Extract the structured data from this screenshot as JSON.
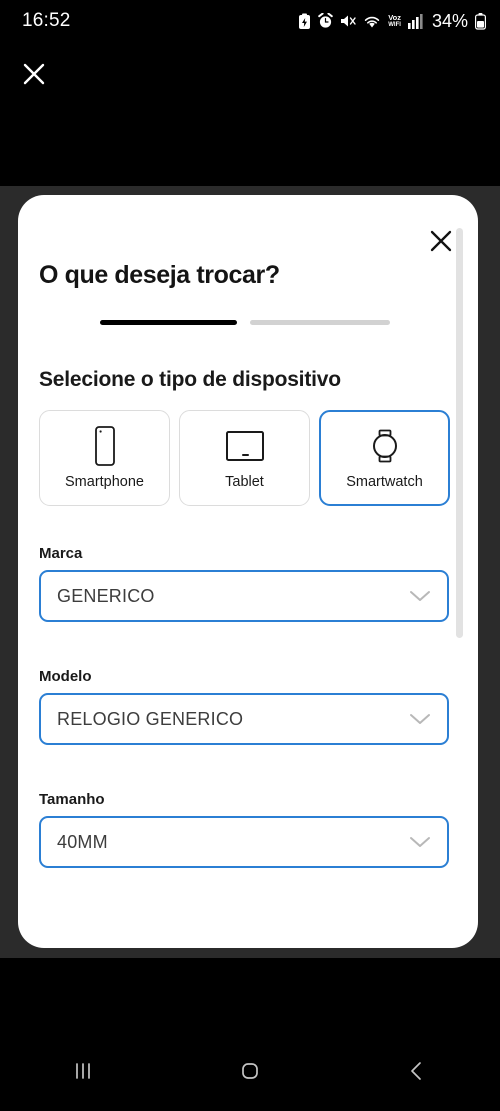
{
  "statusbar": {
    "clock": "16:52",
    "battery_percent": "34%",
    "vowifi_line1": "Voz",
    "vowifi_line2": "WIFI",
    "icons": [
      "battery-saver-icon",
      "alarm-icon",
      "mute-icon",
      "wifi-icon",
      "vowifi-icon",
      "signal-bars-icon",
      "battery-icon"
    ]
  },
  "app": {
    "close_label": "×"
  },
  "sheet": {
    "title": "O que deseja trocar?",
    "close_label": "×",
    "steps": [
      {
        "state": "active"
      },
      {
        "state": "inactive"
      }
    ],
    "section_heading": "Selecione o tipo de dispositivo",
    "device_types": [
      {
        "label": "Smartphone",
        "icon": "smartphone-icon",
        "selected": false
      },
      {
        "label": "Tablet",
        "icon": "tablet-icon",
        "selected": false
      },
      {
        "label": "Smartwatch",
        "icon": "smartwatch-icon",
        "selected": true
      }
    ],
    "fields": [
      {
        "label": "Marca",
        "value": "GENERICO"
      },
      {
        "label": "Modelo",
        "value": "RELOGIO GENERICO"
      },
      {
        "label": "Tamanho",
        "value": "40MM"
      }
    ]
  },
  "navbar": {
    "recents_label": "recents-icon",
    "home_label": "home-icon",
    "back_label": "back-icon"
  },
  "colors": {
    "accent_blue": "#2b7fd4",
    "scrim": "#2b2b2b",
    "step_active": "#000000",
    "step_inactive": "#d2d2d2",
    "card_border": "#dcdcdc"
  }
}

━━━━

_EXERCISE OBJECTIVE_:
Locate the word "value" in the records and collect each line it appears in.

_FINISHED EXERCISE_:
        "value": "GENERICO"
        "value": "RELOGIO GENERICO"
        "value": "40MM"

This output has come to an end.